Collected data
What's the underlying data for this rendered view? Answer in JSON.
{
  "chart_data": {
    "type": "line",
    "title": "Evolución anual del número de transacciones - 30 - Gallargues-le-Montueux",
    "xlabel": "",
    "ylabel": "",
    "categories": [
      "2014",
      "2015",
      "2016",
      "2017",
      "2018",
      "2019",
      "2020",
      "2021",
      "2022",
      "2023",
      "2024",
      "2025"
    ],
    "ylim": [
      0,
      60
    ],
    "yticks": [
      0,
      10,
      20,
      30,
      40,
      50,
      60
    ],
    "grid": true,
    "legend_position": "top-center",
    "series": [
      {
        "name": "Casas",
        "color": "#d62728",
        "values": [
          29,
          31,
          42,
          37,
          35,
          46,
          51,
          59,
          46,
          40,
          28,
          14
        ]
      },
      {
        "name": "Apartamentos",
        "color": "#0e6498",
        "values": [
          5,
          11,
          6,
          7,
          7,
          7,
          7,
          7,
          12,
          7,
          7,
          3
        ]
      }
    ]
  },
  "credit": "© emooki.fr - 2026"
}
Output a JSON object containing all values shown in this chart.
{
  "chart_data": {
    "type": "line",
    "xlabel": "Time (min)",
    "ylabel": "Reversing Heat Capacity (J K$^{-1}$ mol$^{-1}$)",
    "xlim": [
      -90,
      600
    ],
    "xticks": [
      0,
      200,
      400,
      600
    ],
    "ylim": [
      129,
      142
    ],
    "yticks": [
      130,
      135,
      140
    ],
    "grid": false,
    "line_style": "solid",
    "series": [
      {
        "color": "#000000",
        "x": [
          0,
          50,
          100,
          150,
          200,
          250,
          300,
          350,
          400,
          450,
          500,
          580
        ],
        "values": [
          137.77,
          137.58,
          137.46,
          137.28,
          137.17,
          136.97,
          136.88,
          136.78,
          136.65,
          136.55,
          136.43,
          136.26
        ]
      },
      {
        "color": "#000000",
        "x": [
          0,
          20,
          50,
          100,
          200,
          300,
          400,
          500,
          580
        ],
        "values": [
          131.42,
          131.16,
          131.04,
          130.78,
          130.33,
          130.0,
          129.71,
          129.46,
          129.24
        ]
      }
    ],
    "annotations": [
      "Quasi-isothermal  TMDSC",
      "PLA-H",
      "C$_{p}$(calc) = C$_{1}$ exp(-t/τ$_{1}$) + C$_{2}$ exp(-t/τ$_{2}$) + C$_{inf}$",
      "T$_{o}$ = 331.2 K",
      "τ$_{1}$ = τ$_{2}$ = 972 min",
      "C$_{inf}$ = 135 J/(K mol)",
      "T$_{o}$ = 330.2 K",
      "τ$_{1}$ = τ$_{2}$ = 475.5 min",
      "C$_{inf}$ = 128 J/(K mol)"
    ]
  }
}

> **WRITTEN EXERCISE**:
Repeat every line of the records above exactly.

> **REPLY TO THE EXERCISE**:
What's the underlying data for this rendered view? Answer in JSON.
{
  "chart_data": {
    "type": "line",
    "title": "Evolución anual del número de transacciones - 30 - Gallargues-le-Montueux",
    "xlabel": "",
    "ylabel": "",
    "categories": [
      "2014",
      "2015",
      "2016",
      "2017",
      "2018",
      "2019",
      "2020",
      "2021",
      "2022",
      "2023",
      "2024",
      "2025"
    ],
    "ylim": [
      0,
      60
    ],
    "yticks": [
      0,
      10,
      20,
      30,
      40,
      50,
      60
    ],
    "grid": true,
    "legend_position": "top-center",
    "series": [
      {
        "name": "Casas",
        "color": "#d62728",
        "values": [
          29,
          31,
          42,
          37,
          35,
          46,
          51,
          59,
          46,
          40,
          28,
          14
        ]
      },
      {
        "name": "Apartamentos",
        "color": "#0e6498",
        "values": [
          5,
          11,
          6,
          7,
          7,
          7,
          7,
          7,
          12,
          7,
          7,
          3
        ]
      }
    ]
  },
  "credit": "© emooki.fr - 2026"
}
Output a JSON object containing all values shown in this chart.
{
  "chart_data": {
    "type": "line",
    "xlabel": "Time (min)",
    "ylabel": "Reversing Heat Capacity (J K$^{-1}$ mol$^{-1}$)",
    "xlim": [
      -90,
      600
    ],
    "xticks": [
      0,
      200,
      400,
      600
    ],
    "ylim": [
      129,
      142
    ],
    "yticks": [
      130,
      135,
      140
    ],
    "grid": false,
    "line_style": "solid",
    "series": [
      {
        "color": "#000000",
        "x": [
          0,
          50,
          100,
          150,
          200,
          250,
          300,
          350,
          400,
          450,
          500,
          580
        ],
        "values": [
          137.77,
          137.58,
          137.46,
          137.28,
          137.17,
          136.97,
          136.88,
          136.78,
          136.65,
          136.55,
          136.43,
          136.26
        ]
      },
      {
        "color": "#000000",
        "x": [
          0,
          20,
          50,
          100,
          200,
          300,
          400,
          500,
          580
        ],
        "values": [
          131.42,
          131.16,
          131.04,
          130.78,
          130.33,
          130.0,
          129.71,
          129.46,
          129.24
        ]
      }
    ],
    "annotations": [
      "Quasi-isothermal  TMDSC",
      "PLA-H",
      "C$_{p}$(calc) = C$_{1}$ exp(-t/τ$_{1}$) + C$_{2}$ exp(-t/τ$_{2}$) + C$_{inf}$",
      "T$_{o}$ = 331.2 K",
      "τ$_{1}$ = τ$_{2}$ = 972 min",
      "C$_{inf}$ = 135 J/(K mol)",
      "T$_{o}$ = 330.2 K",
      "τ$_{1}$ = τ$_{2}$ = 475.5 min",
      "C$_{inf}$ = 128 J/(K mol)"
    ]
  }
}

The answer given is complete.